[Problem to work on]:
Where a line in the listing below contains the word "representatives", copy that line.

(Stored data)
============================================================
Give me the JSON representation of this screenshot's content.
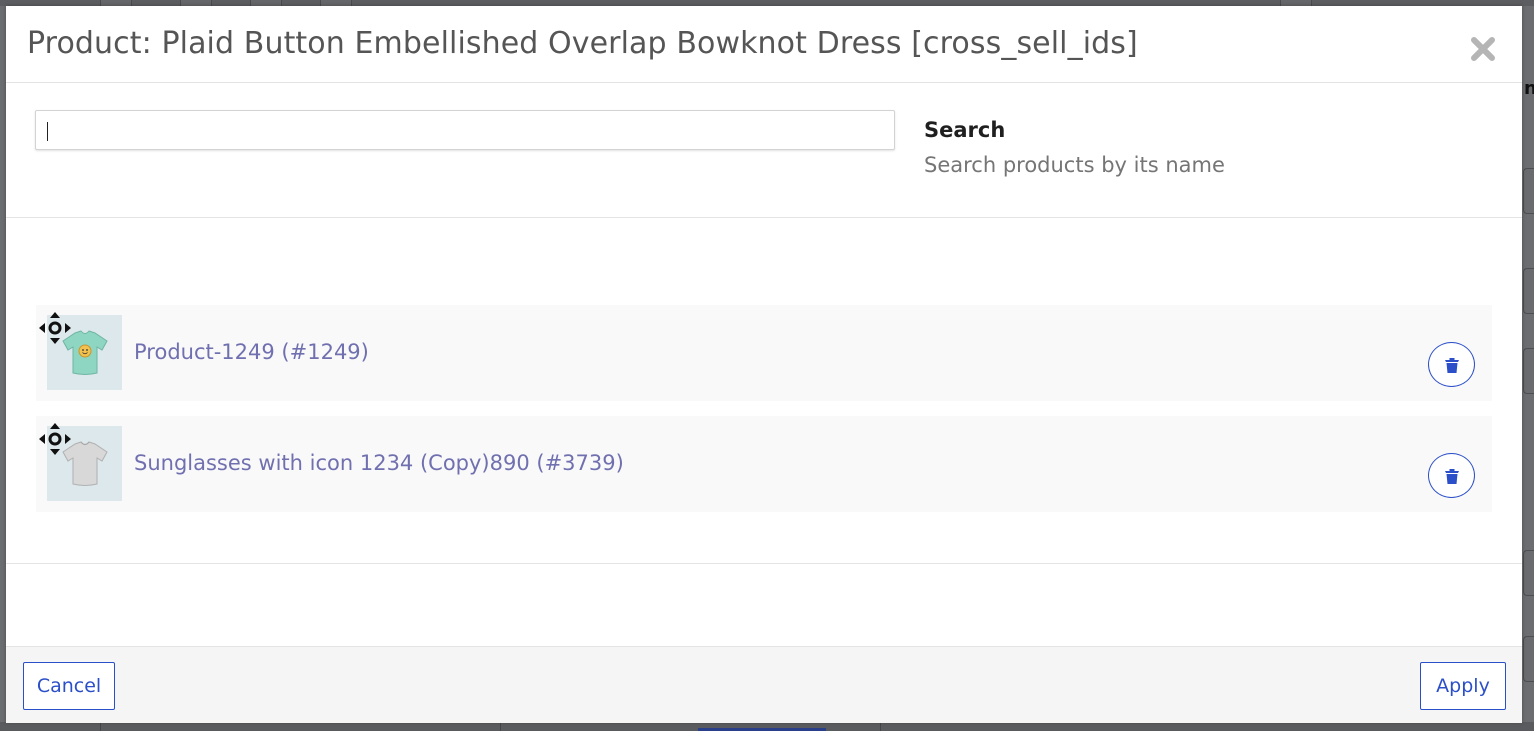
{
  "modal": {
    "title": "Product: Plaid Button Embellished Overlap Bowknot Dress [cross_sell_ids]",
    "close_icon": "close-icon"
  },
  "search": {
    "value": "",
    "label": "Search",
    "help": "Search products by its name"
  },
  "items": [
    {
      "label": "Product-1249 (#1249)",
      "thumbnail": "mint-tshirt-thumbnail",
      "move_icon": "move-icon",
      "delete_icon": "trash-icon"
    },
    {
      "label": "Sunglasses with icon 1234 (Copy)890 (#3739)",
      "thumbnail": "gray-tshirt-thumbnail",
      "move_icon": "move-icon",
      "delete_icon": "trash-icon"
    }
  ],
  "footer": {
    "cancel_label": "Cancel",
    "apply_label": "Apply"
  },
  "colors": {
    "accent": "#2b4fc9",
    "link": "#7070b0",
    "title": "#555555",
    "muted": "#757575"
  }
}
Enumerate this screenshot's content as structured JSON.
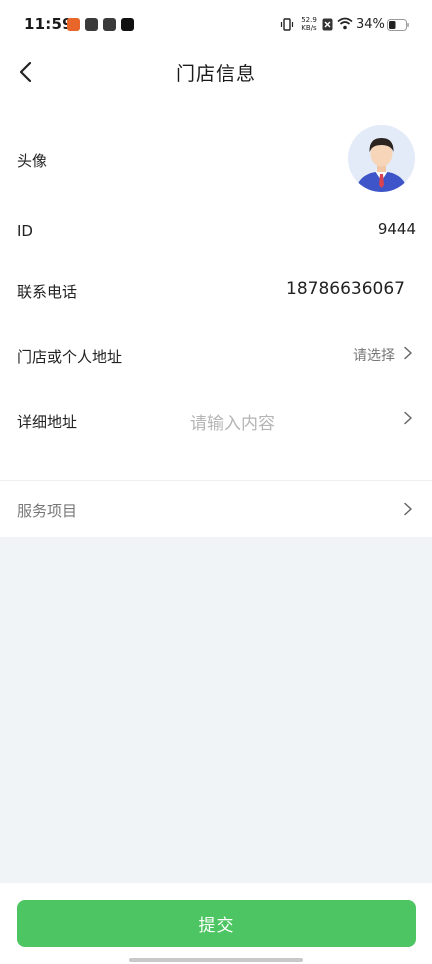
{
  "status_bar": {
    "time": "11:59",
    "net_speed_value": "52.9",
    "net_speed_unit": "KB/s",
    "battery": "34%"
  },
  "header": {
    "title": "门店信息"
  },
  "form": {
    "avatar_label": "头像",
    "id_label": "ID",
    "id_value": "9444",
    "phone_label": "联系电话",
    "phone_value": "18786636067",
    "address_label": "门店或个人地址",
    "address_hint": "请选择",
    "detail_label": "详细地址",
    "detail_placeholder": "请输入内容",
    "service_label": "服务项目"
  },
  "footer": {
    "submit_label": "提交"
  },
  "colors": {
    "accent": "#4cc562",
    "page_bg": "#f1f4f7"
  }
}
============================================================
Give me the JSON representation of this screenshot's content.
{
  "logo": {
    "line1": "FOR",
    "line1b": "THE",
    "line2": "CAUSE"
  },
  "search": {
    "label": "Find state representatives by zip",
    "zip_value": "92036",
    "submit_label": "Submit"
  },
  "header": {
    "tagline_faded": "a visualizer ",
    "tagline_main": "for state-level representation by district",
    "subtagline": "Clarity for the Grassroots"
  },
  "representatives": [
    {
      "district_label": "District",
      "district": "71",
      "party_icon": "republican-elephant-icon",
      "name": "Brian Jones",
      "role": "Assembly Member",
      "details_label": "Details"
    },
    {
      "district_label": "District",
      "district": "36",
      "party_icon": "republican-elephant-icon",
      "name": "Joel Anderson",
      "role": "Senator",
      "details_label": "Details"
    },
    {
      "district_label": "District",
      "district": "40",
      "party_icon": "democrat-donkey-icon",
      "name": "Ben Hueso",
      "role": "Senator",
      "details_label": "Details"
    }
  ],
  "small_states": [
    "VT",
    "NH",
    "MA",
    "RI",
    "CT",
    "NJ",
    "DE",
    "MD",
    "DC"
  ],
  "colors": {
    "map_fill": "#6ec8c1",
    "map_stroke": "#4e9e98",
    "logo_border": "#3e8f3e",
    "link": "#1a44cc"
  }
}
============================================================
[Task response]:
    "label": "Find state representatives by zip",
  "representatives": [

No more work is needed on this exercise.